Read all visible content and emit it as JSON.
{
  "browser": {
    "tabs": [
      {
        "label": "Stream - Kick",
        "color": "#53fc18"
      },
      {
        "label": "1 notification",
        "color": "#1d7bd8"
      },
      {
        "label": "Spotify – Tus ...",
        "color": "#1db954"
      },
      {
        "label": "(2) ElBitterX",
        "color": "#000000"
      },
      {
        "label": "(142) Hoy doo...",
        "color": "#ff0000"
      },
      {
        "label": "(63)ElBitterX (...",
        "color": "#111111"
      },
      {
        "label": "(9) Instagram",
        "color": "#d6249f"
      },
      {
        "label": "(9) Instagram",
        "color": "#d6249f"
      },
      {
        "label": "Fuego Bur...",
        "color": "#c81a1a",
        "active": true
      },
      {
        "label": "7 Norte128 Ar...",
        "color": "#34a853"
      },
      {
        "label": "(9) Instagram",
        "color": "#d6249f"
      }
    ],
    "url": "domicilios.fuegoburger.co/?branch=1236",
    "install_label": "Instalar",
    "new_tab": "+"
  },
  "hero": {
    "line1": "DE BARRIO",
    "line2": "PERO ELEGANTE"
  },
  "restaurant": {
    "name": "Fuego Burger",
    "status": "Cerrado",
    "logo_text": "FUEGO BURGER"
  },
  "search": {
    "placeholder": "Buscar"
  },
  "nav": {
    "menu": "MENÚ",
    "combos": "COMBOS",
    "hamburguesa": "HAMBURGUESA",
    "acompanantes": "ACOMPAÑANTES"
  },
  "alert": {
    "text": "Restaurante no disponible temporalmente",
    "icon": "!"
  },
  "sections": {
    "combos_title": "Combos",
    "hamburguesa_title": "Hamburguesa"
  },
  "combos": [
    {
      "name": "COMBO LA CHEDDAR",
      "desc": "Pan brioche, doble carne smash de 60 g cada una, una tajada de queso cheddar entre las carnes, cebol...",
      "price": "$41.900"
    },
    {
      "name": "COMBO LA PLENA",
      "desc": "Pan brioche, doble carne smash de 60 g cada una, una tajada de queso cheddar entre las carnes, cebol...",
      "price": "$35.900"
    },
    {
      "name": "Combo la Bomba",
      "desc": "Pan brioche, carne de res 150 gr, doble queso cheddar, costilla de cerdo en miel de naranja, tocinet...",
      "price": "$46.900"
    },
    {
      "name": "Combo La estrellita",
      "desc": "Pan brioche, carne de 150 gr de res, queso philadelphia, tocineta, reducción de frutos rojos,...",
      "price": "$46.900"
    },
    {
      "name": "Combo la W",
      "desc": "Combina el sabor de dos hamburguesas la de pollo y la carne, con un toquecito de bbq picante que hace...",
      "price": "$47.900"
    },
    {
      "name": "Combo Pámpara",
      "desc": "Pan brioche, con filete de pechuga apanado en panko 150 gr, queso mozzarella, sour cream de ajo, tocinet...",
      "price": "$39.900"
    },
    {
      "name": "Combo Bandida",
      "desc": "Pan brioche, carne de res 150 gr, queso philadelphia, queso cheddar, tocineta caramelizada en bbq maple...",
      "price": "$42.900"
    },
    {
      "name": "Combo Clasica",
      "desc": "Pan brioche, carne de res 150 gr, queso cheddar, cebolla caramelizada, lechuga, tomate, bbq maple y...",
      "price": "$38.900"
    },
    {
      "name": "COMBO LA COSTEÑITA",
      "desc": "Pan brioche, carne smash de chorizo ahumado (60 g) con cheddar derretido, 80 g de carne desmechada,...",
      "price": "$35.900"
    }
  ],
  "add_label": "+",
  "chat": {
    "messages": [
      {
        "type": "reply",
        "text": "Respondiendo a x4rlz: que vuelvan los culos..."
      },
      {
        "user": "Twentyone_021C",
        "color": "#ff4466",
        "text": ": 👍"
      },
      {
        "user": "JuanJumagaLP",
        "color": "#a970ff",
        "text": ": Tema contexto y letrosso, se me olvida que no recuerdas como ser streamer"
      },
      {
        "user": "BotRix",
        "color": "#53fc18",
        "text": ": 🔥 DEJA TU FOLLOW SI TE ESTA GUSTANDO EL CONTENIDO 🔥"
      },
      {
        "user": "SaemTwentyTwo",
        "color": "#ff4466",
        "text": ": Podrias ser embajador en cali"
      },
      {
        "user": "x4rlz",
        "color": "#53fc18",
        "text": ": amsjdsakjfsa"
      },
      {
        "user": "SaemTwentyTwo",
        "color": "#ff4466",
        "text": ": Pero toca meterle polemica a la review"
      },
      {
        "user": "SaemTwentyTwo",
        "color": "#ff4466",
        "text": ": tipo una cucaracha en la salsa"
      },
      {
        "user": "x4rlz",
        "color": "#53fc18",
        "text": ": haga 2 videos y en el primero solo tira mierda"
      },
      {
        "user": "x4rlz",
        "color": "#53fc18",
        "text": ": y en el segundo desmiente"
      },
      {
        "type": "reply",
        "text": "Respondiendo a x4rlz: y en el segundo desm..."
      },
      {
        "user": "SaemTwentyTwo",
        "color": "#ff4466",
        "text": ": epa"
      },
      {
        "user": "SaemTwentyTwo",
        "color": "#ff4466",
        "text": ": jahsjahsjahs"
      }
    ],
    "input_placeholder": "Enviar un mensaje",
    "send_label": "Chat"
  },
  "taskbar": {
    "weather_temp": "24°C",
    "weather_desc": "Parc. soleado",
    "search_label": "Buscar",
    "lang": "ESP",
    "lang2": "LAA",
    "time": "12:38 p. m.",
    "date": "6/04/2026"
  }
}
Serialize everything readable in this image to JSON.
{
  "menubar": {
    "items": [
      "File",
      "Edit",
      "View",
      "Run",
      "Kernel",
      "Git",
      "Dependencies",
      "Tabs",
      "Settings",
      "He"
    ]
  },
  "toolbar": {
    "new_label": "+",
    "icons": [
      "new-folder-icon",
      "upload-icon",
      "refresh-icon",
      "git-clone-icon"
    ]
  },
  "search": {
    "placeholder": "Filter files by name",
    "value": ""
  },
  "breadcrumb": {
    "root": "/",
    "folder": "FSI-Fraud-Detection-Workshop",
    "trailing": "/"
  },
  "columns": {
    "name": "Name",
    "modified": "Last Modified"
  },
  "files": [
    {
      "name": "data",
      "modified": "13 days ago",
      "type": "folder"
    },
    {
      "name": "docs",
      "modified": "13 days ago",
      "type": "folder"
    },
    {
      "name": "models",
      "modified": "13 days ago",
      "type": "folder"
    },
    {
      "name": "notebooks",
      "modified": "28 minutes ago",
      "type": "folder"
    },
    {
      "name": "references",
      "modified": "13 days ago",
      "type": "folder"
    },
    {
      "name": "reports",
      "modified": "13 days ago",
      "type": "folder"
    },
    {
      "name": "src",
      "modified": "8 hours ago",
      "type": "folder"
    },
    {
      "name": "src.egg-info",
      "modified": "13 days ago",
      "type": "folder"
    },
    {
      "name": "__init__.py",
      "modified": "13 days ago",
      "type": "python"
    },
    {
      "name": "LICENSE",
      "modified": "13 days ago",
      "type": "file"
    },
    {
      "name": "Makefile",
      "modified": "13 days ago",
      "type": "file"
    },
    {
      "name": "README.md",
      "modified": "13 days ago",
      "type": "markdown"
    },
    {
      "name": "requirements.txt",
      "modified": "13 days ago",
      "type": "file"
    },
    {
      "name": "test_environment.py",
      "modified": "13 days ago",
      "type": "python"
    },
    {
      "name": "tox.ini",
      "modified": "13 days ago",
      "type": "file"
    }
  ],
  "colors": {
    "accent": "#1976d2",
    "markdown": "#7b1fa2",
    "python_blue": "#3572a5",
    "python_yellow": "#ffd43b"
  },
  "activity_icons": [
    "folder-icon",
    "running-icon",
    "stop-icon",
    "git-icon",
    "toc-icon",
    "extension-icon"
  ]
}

· · · · ·

## [THE PROBLEM]
Extract the complete data, matching each line exactly.

## [RESULT]
Read all visible content and emit it as JSON.
{
  "browser": {
    "tabs": [
      {
        "label": "Stream - Kick",
        "color": "#53fc18"
      },
      {
        "label": "1 notification",
        "color": "#1d7bd8"
      },
      {
        "label": "Spotify – Tus ...",
        "color": "#1db954"
      },
      {
        "label": "(2) ElBitterX",
        "color": "#000000"
      },
      {
        "label": "(142) Hoy doo...",
        "color": "#ff0000"
      },
      {
        "label": "(63)ElBitterX (...",
        "color": "#111111"
      },
      {
        "label": "(9) Instagram",
        "color": "#d6249f"
      },
      {
        "label": "(9) Instagram",
        "color": "#d6249f"
      },
      {
        "label": "Fuego Bur...",
        "color": "#c81a1a",
        "active": true
      },
      {
        "label": "7 Norte128 Ar...",
        "color": "#34a853"
      },
      {
        "label": "(9) Instagram",
        "color": "#d6249f"
      }
    ],
    "url": "domicilios.fuegoburger.co/?branch=1236",
    "install_label": "Instalar",
    "new_tab": "+"
  },
  "hero": {
    "line1": "DE BARRIO",
    "line2": "PERO ELEGANTE"
  },
  "restaurant": {
    "name": "Fuego Burger",
    "status": "Cerrado",
    "logo_text": "FUEGO BURGER"
  },
  "search": {
    "placeholder": "Buscar"
  },
  "nav": {
    "menu": "MENÚ",
    "combos": "COMBOS",
    "hamburguesa": "HAMBURGUESA",
    "acompanantes": "ACOMPAÑANTES"
  },
  "alert": {
    "text": "Restaurante no disponible temporalmente",
    "icon": "!"
  },
  "sections": {
    "combos_title": "Combos",
    "hamburguesa_title": "Hamburguesa"
  },
  "combos": [
    {
      "name": "COMBO LA CHEDDAR",
      "desc": "Pan brioche, doble carne smash de 60 g cada una, una tajada de queso cheddar entre las carnes, cebol...",
      "price": "$41.900"
    },
    {
      "name": "COMBO LA PLENA",
      "desc": "Pan brioche, doble carne smash de 60 g cada una, una tajada de queso cheddar entre las carnes, cebol...",
      "price": "$35.900"
    },
    {
      "name": "Combo la Bomba",
      "desc": "Pan brioche, carne de res 150 gr, doble queso cheddar, costilla de cerdo en miel de naranja, tocinet...",
      "price": "$46.900"
    },
    {
      "name": "Combo La estrellita",
      "desc": "Pan brioche, carne de 150 gr de res, queso philadelphia, tocineta, reducción de frutos rojos,...",
      "price": "$46.900"
    },
    {
      "name": "Combo la W",
      "desc": "Combina el sabor de dos hamburguesas la de pollo y la carne, con un toquecito de bbq picante que hace...",
      "price": "$47.900"
    },
    {
      "name": "Combo Pámpara",
      "desc": "Pan brioche, con filete de pechuga apanado en panko 150 gr, queso mozzarella, sour cream de ajo, tocinet...",
      "price": "$39.900"
    },
    {
      "name": "Combo Bandida",
      "desc": "Pan brioche, carne de res 150 gr, queso philadelphia, queso cheddar, tocineta caramelizada en bbq maple...",
      "price": "$42.900"
    },
    {
      "name": "Combo Clasica",
      "desc": "Pan brioche, carne de res 150 gr, queso cheddar, cebolla caramelizada, lechuga, tomate, bbq maple y...",
      "price": "$38.900"
    },
    {
      "name": "COMBO LA COSTEÑITA",
      "desc": "Pan brioche, carne smash de chorizo ahumado (60 g) con cheddar derretido, 80 g de carne desmechada,...",
      "price": "$35.900"
    }
  ],
  "add_label": "+",
  "chat": {
    "messages": [
      {
        "type": "reply",
        "text": "Respondiendo a x4rlz: que vuelvan los culos..."
      },
      {
        "user": "Twentyone_021C",
        "color": "#ff4466",
        "text": ": 👍"
      },
      {
        "user": "JuanJumagaLP",
        "color": "#a970ff",
        "text": ": Tema contexto y letrosso, se me olvida que no recuerdas como ser streamer"
      },
      {
        "user": "BotRix",
        "color": "#53fc18",
        "text": ": 🔥 DEJA TU FOLLOW SI TE ESTA GUSTANDO EL CONTENIDO 🔥"
      },
      {
        "user": "SaemTwentyTwo",
        "color": "#ff4466",
        "text": ": Podrias ser embajador en cali"
      },
      {
        "user": "x4rlz",
        "color": "#53fc18",
        "text": ": amsjdsakjfsa"
      },
      {
        "user": "SaemTwentyTwo",
        "color": "#ff4466",
        "text": ": Pero toca meterle polemica a la review"
      },
      {
        "user": "SaemTwentyTwo",
        "color": "#ff4466",
        "text": ": tipo una cucaracha en la salsa"
      },
      {
        "user": "x4rlz",
        "color": "#53fc18",
        "text": ": haga 2 videos y en el primero solo tira mierda"
      },
      {
        "user": "x4rlz",
        "color": "#53fc18",
        "text": ": y en el segundo desmiente"
      },
      {
        "type": "reply",
        "text": "Respondiendo a x4rlz: y en el segundo desm..."
      },
      {
        "user": "SaemTwentyTwo",
        "color": "#ff4466",
        "text": ": epa"
      },
      {
        "user": "SaemTwentyTwo",
        "color": "#ff4466",
        "text": ": jahsjahsjahs"
      }
    ],
    "input_placeholder": "Enviar un mensaje",
    "send_label": "Chat"
  },
  "taskbar": {
    "weather_temp": "24°C",
    "weather_desc": "Parc. soleado",
    "search_label": "Buscar",
    "lang": "ESP",
    "lang2": "LAA",
    "time": "12:38 p. m.",
    "date": "6/04/2026"
  }
}
Serialize everything readable in this image to JSON.
{
  "menubar": {
    "items": [
      "File",
      "Edit",
      "View",
      "Run",
      "Kernel",
      "Git",
      "Dependencies",
      "Tabs",
      "Settings",
      "He"
    ]
  },
  "toolbar": {
    "new_label": "+",
    "icons": [
      "new-folder-icon",
      "upload-icon",
      "refresh-icon",
      "git-clone-icon"
    ]
  },
  "search": {
    "placeholder": "Filter files by name",
    "value": ""
  },
  "breadcrumb": {
    "root": "/",
    "folder": "FSI-Fraud-Detection-Workshop",
    "trailing": "/"
  },
  "columns": {
    "name": "Name",
    "modified": "Last Modified"
  },
  "files": [
    {
      "name": "data",
      "modified": "13 days ago",
      "type": "folder"
    },
    {
      "name": "docs",
      "modified": "13 days ago",
      "type": "folder"
    },
    {
      "name": "models",
      "modified": "13 days ago",
      "type": "folder"
    },
    {
      "name": "notebooks",
      "modified": "28 minutes ago",
      "type": "folder"
    },
    {
      "name": "references",
      "modified": "13 days ago",
      "type": "folder"
    },
    {
      "name": "reports",
      "modified": "13 days ago",
      "type": "folder"
    },
    {
      "name": "src",
      "modified": "8 hours ago",
      "type": "folder"
    },
    {
      "name": "src.egg-info",
      "modified": "13 days ago",
      "type": "folder"
    },
    {
      "name": "__init__.py",
      "modified": "13 days ago",
      "type": "python"
    },
    {
      "name": "LICENSE",
      "modified": "13 days ago",
      "type": "file"
    },
    {
      "name": "Makefile",
      "modified": "13 days ago",
      "type": "file"
    },
    {
      "name": "README.md",
      "modified": "13 days ago",
      "type": "markdown"
    },
    {
      "name": "requirements.txt",
      "modified": "13 days ago",
      "type": "file"
    },
    {
      "name": "test_environment.py",
      "modified": "13 days ago",
      "type": "python"
    },
    {
      "name": "tox.ini",
      "modified": "13 days ago",
      "type": "file"
    }
  ],
  "colors": {
    "accent": "#1976d2",
    "markdown": "#7b1fa2",
    "python_blue": "#3572a5",
    "python_yellow": "#ffd43b"
  },
  "activity_icons": [
    "folder-icon",
    "running-icon",
    "stop-icon",
    "git-icon",
    "toc-icon",
    "extension-icon"
  ]
}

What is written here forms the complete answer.